**Dataset items**
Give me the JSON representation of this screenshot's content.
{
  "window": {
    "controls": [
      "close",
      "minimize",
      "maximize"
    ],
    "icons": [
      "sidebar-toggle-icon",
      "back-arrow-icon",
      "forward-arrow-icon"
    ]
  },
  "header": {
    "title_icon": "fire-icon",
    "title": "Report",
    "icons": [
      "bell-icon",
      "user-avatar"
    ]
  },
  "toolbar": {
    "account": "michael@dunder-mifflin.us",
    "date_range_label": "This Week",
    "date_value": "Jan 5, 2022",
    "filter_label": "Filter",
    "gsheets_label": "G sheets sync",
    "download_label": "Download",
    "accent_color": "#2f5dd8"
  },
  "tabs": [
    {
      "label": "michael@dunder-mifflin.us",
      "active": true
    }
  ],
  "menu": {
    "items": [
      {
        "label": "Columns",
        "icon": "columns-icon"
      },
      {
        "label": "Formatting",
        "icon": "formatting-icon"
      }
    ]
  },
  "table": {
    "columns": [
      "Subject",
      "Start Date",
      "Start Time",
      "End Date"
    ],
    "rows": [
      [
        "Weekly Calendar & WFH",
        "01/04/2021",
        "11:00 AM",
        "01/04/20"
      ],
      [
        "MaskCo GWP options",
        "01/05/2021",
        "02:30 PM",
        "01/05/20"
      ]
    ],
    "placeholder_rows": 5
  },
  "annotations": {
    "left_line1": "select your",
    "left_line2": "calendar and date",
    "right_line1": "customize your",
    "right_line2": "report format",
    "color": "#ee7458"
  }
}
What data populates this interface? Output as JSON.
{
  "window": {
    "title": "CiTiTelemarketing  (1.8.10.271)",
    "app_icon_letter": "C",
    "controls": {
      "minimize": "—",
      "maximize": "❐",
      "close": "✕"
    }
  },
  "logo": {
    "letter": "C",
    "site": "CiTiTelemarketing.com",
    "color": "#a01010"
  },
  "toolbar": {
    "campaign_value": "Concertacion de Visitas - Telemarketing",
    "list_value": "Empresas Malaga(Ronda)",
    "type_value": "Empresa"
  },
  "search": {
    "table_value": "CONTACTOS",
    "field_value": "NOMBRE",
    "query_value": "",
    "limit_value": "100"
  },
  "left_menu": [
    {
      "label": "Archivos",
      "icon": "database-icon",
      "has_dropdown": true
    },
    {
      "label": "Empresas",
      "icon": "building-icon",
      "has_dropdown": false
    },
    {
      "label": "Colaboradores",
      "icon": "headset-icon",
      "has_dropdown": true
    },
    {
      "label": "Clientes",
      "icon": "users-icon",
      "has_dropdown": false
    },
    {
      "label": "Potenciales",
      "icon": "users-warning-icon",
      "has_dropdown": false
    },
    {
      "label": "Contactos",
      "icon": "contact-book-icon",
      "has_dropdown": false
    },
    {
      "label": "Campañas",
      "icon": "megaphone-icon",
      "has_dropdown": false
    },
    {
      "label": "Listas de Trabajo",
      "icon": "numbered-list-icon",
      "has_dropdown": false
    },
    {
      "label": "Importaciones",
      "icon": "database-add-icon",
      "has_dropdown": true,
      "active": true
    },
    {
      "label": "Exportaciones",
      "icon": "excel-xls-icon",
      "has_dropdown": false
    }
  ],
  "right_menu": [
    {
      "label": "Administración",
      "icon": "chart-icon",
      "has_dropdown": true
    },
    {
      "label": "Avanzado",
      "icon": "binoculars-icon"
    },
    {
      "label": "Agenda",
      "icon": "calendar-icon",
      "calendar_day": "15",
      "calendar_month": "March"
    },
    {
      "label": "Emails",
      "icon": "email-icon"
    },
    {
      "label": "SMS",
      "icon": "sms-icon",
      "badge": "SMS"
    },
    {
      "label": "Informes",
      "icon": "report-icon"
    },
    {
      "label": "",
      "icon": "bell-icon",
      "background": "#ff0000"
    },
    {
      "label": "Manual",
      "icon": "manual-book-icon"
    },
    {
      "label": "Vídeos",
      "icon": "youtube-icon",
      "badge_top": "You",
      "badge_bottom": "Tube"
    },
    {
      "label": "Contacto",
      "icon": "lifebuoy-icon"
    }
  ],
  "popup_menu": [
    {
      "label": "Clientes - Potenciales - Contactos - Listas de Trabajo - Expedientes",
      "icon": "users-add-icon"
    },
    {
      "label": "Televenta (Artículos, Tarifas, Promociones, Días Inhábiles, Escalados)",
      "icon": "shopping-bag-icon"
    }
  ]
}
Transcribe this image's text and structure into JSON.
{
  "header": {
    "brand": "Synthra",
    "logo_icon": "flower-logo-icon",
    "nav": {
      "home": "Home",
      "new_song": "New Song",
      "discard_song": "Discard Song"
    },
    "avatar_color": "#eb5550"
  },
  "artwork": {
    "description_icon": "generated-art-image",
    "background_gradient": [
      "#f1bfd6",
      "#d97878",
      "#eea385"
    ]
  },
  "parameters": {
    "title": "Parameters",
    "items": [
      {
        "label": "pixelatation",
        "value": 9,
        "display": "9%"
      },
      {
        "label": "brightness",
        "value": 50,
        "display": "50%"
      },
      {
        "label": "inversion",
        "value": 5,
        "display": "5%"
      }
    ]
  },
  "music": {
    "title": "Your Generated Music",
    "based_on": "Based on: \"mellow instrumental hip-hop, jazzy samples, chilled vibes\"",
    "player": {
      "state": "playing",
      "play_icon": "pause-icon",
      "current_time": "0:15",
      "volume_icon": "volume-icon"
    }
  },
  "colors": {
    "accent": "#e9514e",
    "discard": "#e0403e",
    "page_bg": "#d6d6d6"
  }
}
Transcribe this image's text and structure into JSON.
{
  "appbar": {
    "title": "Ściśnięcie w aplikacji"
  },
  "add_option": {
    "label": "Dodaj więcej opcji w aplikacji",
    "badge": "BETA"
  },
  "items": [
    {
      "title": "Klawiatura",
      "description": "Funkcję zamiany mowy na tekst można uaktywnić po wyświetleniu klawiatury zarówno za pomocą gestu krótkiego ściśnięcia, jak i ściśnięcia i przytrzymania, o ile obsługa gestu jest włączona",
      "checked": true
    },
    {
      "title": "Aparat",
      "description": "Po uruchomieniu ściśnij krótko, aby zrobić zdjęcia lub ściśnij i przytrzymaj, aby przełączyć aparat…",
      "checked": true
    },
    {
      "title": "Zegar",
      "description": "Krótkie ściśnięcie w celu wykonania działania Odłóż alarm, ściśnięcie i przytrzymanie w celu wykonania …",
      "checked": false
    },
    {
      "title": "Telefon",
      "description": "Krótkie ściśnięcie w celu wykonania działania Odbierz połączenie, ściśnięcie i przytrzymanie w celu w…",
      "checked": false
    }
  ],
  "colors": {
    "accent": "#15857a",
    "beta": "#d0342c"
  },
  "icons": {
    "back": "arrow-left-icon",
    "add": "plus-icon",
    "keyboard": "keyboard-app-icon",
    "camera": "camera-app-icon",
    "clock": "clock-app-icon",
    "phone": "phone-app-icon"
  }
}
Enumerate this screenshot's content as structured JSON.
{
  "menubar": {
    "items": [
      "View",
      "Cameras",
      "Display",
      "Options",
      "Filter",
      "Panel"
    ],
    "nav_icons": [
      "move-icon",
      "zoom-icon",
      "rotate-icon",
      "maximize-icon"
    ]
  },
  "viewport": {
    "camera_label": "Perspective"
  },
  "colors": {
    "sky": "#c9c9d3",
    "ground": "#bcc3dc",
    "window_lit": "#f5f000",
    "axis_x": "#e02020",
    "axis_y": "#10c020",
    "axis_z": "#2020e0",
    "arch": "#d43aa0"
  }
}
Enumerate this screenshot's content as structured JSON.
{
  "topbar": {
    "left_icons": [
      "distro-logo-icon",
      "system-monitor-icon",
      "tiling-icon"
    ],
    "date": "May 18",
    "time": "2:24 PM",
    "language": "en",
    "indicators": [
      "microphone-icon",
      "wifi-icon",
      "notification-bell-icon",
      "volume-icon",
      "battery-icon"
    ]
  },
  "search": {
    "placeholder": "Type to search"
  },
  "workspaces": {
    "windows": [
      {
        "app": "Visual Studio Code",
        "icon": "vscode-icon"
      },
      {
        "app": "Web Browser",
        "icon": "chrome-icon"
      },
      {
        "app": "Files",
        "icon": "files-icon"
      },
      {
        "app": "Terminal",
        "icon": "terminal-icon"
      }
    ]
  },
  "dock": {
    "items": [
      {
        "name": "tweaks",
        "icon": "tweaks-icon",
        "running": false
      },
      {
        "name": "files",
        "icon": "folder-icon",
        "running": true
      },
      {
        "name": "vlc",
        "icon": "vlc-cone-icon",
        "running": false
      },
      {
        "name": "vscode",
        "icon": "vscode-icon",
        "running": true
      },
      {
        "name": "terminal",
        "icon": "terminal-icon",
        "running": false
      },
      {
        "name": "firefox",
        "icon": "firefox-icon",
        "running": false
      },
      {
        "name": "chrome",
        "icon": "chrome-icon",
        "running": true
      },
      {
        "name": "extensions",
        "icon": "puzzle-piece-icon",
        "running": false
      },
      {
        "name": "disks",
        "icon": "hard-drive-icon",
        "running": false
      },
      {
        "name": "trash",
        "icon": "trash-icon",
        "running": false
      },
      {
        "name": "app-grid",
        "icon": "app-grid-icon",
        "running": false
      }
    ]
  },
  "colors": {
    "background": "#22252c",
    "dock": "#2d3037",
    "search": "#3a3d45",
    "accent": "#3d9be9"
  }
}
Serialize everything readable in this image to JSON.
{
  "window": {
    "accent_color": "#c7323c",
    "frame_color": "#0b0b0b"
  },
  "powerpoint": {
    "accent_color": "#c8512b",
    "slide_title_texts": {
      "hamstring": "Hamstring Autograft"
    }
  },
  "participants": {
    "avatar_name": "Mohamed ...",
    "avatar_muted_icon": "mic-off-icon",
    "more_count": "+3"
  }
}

**Stated goal**
Copy out every line from the records that has the word "Listas".

**Task response**
      "label": "Listas de Trabajo",
      "label": "Clientes - Potenciales - Contactos - Listas de Trabajo - Expedientes",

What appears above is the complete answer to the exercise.